* **WORK TO DO**
Every line of the material below should be repeated exactly.

== AVAILABLE RECORDS

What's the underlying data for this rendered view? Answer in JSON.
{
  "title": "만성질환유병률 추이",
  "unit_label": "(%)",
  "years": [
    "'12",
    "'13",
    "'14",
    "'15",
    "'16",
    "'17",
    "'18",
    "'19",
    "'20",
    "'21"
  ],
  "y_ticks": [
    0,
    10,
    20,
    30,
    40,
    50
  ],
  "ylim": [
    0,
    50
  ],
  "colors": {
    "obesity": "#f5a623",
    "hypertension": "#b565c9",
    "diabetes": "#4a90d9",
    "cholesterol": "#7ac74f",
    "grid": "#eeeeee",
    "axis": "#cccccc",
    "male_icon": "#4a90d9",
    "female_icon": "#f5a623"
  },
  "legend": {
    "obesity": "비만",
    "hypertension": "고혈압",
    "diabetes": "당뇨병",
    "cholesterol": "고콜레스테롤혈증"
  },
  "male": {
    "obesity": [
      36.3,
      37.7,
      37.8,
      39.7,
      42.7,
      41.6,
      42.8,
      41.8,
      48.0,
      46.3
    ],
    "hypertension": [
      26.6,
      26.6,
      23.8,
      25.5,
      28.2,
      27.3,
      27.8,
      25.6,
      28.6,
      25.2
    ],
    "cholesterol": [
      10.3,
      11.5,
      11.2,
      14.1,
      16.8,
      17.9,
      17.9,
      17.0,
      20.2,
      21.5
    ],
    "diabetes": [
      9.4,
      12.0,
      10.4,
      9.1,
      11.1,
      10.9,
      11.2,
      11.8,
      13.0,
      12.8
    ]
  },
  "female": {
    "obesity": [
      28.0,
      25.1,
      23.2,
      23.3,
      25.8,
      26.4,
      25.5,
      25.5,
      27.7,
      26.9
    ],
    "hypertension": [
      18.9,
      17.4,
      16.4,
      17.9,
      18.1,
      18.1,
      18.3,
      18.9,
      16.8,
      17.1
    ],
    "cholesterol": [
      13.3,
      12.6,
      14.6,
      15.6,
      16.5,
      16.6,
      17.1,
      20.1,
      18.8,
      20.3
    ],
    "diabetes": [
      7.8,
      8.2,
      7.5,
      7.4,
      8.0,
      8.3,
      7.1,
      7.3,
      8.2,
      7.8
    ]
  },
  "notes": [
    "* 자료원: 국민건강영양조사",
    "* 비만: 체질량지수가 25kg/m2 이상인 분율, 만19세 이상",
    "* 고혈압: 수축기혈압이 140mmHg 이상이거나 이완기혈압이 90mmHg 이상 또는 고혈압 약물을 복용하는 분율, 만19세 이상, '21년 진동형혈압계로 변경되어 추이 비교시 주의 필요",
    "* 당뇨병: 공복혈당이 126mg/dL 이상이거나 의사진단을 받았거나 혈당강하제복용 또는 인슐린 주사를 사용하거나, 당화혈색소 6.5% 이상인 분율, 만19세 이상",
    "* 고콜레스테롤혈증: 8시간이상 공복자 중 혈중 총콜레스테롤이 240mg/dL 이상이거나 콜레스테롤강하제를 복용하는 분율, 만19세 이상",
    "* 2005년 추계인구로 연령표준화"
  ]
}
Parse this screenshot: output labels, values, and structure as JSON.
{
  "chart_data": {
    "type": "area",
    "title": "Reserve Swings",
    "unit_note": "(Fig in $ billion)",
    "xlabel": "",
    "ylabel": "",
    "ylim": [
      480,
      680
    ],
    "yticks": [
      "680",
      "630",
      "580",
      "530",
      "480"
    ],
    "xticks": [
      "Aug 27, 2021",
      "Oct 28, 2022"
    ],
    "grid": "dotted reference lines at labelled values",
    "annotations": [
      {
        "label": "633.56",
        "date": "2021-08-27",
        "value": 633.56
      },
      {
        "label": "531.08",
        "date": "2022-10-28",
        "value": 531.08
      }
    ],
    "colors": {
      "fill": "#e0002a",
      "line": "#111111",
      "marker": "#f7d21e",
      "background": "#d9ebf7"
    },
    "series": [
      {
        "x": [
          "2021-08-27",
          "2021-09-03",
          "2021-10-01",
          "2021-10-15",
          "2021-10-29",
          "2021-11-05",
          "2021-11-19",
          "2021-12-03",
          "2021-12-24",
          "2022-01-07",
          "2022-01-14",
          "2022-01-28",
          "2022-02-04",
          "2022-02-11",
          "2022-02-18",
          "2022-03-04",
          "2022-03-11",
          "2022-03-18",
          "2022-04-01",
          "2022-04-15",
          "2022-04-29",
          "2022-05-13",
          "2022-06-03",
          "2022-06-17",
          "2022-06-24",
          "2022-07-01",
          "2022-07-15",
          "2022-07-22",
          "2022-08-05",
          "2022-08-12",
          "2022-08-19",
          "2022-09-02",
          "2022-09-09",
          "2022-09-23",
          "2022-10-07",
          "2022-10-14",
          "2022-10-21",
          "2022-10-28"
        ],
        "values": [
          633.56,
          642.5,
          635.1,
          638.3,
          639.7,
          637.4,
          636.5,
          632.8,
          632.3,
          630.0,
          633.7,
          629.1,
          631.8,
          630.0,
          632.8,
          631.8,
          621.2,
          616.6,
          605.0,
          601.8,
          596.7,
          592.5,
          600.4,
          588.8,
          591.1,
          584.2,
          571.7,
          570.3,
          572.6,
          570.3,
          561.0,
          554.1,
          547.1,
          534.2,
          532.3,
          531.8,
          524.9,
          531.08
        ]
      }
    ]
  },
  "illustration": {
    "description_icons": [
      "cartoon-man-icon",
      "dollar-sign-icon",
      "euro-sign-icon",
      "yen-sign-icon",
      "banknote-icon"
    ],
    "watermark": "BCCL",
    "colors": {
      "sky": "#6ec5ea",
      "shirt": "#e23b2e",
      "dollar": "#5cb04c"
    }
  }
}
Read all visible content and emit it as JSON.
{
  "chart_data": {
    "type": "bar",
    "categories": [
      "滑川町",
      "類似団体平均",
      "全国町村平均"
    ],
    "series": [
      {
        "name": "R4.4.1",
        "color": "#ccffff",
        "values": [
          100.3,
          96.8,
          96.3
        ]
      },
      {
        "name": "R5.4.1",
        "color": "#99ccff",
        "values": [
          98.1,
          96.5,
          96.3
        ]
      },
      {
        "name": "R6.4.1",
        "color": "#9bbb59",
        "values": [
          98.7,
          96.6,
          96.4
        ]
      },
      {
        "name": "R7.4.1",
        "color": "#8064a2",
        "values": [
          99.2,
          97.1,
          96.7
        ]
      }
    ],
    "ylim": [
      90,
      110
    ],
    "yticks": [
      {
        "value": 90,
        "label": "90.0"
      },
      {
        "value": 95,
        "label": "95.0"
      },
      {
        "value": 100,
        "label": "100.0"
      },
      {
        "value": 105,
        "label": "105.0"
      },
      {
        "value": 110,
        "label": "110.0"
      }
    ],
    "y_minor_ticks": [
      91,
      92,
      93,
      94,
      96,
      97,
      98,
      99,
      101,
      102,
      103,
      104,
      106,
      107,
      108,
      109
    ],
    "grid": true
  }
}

====

* **EXERCISE RESPONSE**
What's the underlying data for this rendered view? Answer in JSON.
{
  "title": "만성질환유병률 추이",
  "unit_label": "(%)",
  "years": [
    "'12",
    "'13",
    "'14",
    "'15",
    "'16",
    "'17",
    "'18",
    "'19",
    "'20",
    "'21"
  ],
  "y_ticks": [
    0,
    10,
    20,
    30,
    40,
    50
  ],
  "ylim": [
    0,
    50
  ],
  "colors": {
    "obesity": "#f5a623",
    "hypertension": "#b565c9",
    "diabetes": "#4a90d9",
    "cholesterol": "#7ac74f",
    "grid": "#eeeeee",
    "axis": "#cccccc",
    "male_icon": "#4a90d9",
    "female_icon": "#f5a623"
  },
  "legend": {
    "obesity": "비만",
    "hypertension": "고혈압",
    "diabetes": "당뇨병",
    "cholesterol": "고콜레스테롤혈증"
  },
  "male": {
    "obesity": [
      36.3,
      37.7,
      37.8,
      39.7,
      42.7,
      41.6,
      42.8,
      41.8,
      48.0,
      46.3
    ],
    "hypertension": [
      26.6,
      26.6,
      23.8,
      25.5,
      28.2,
      27.3,
      27.8,
      25.6,
      28.6,
      25.2
    ],
    "cholesterol": [
      10.3,
      11.5,
      11.2,
      14.1,
      16.8,
      17.9,
      17.9,
      17.0,
      20.2,
      21.5
    ],
    "diabetes": [
      9.4,
      12.0,
      10.4,
      9.1,
      11.1,
      10.9,
      11.2,
      11.8,
      13.0,
      12.8
    ]
  },
  "female": {
    "obesity": [
      28.0,
      25.1,
      23.2,
      23.3,
      25.8,
      26.4,
      25.5,
      25.5,
      27.7,
      26.9
    ],
    "hypertension": [
      18.9,
      17.4,
      16.4,
      17.9,
      18.1,
      18.1,
      18.3,
      18.9,
      16.8,
      17.1
    ],
    "cholesterol": [
      13.3,
      12.6,
      14.6,
      15.6,
      16.5,
      16.6,
      17.1,
      20.1,
      18.8,
      20.3
    ],
    "diabetes": [
      7.8,
      8.2,
      7.5,
      7.4,
      8.0,
      8.3,
      7.1,
      7.3,
      8.2,
      7.8
    ]
  },
  "notes": [
    "* 자료원: 국민건강영양조사",
    "* 비만: 체질량지수가 25kg/m2 이상인 분율, 만19세 이상",
    "* 고혈압: 수축기혈압이 140mmHg 이상이거나 이완기혈압이 90mmHg 이상 또는 고혈압 약물을 복용하는 분율, 만19세 이상, '21년 진동형혈압계로 변경되어 추이 비교시 주의 필요",
    "* 당뇨병: 공복혈당이 126mg/dL 이상이거나 의사진단을 받았거나 혈당강하제복용 또는 인슐린 주사를 사용하거나, 당화혈색소 6.5% 이상인 분율, 만19세 이상",
    "* 고콜레스테롤혈증: 8시간이상 공복자 중 혈중 총콜레스테롤이 240mg/dL 이상이거나 콜레스테롤강하제를 복용하는 분율, 만19세 이상",
    "* 2005년 추계인구로 연령표준화"
  ]
}
Parse this screenshot: output labels, values, and structure as JSON.
{
  "chart_data": {
    "type": "area",
    "title": "Reserve Swings",
    "unit_note": "(Fig in $ billion)",
    "xlabel": "",
    "ylabel": "",
    "ylim": [
      480,
      680
    ],
    "yticks": [
      "680",
      "630",
      "580",
      "530",
      "480"
    ],
    "xticks": [
      "Aug 27, 2021",
      "Oct 28, 2022"
    ],
    "grid": "dotted reference lines at labelled values",
    "annotations": [
      {
        "label": "633.56",
        "date": "2021-08-27",
        "value": 633.56
      },
      {
        "label": "531.08",
        "date": "2022-10-28",
        "value": 531.08
      }
    ],
    "colors": {
      "fill": "#e0002a",
      "line": "#111111",
      "marker": "#f7d21e",
      "background": "#d9ebf7"
    },
    "series": [
      {
        "x": [
          "2021-08-27",
          "2021-09-03",
          "2021-10-01",
          "2021-10-15",
          "2021-10-29",
          "2021-11-05",
          "2021-11-19",
          "2021-12-03",
          "2021-12-24",
          "2022-01-07",
          "2022-01-14",
          "2022-01-28",
          "2022-02-04",
          "2022-02-11",
          "2022-02-18",
          "2022-03-04",
          "2022-03-11",
          "2022-03-18",
          "2022-04-01",
          "2022-04-15",
          "2022-04-29",
          "2022-05-13",
          "2022-06-03",
          "2022-06-17",
          "2022-06-24",
          "2022-07-01",
          "2022-07-15",
          "2022-07-22",
          "2022-08-05",
          "2022-08-12",
          "2022-08-19",
          "2022-09-02",
          "2022-09-09",
          "2022-09-23",
          "2022-10-07",
          "2022-10-14",
          "2022-10-21",
          "2022-10-28"
        ],
        "values": [
          633.56,
          642.5,
          635.1,
          638.3,
          639.7,
          637.4,
          636.5,
          632.8,
          632.3,
          630.0,
          633.7,
          629.1,
          631.8,
          630.0,
          632.8,
          631.8,
          621.2,
          616.6,
          605.0,
          601.8,
          596.7,
          592.5,
          600.4,
          588.8,
          591.1,
          584.2,
          571.7,
          570.3,
          572.6,
          570.3,
          561.0,
          554.1,
          547.1,
          534.2,
          532.3,
          531.8,
          524.9,
          531.08
        ]
      }
    ]
  },
  "illustration": {
    "description_icons": [
      "cartoon-man-icon",
      "dollar-sign-icon",
      "euro-sign-icon",
      "yen-sign-icon",
      "banknote-icon"
    ],
    "watermark": "BCCL",
    "colors": {
      "sky": "#6ec5ea",
      "shirt": "#e23b2e",
      "dollar": "#5cb04c"
    }
  }
}
Read all visible content and emit it as JSON.
{
  "chart_data": {
    "type": "bar",
    "categories": [
      "滑川町",
      "類似団体平均",
      "全国町村平均"
    ],
    "series": [
      {
        "name": "R4.4.1",
        "color": "#ccffff",
        "values": [
          100.3,
          96.8,
          96.3
        ]
      },
      {
        "name": "R5.4.1",
        "color": "#99ccff",
        "values": [
          98.1,
          96.5,
          96.3
        ]
      },
      {
        "name": "R6.4.1",
        "color": "#9bbb59",
        "values": [
          98.7,
          96.6,
          96.4
        ]
      },
      {
        "name": "R7.4.1",
        "color": "#8064a2",
        "values": [
          99.2,
          97.1,
          96.7
        ]
      }
    ],
    "ylim": [
      90,
      110
    ],
    "yticks": [
      {
        "value": 90,
        "label": "90.0"
      },
      {
        "value": 95,
        "label": "95.0"
      },
      {
        "value": 100,
        "label": "100.0"
      },
      {
        "value": 105,
        "label": "105.0"
      },
      {
        "value": 110,
        "label": "110.0"
      }
    ],
    "y_minor_ticks": [
      91,
      92,
      93,
      94,
      96,
      97,
      98,
      99,
      101,
      102,
      103,
      104,
      106,
      107,
      108,
      109
    ],
    "grid": true
  }
}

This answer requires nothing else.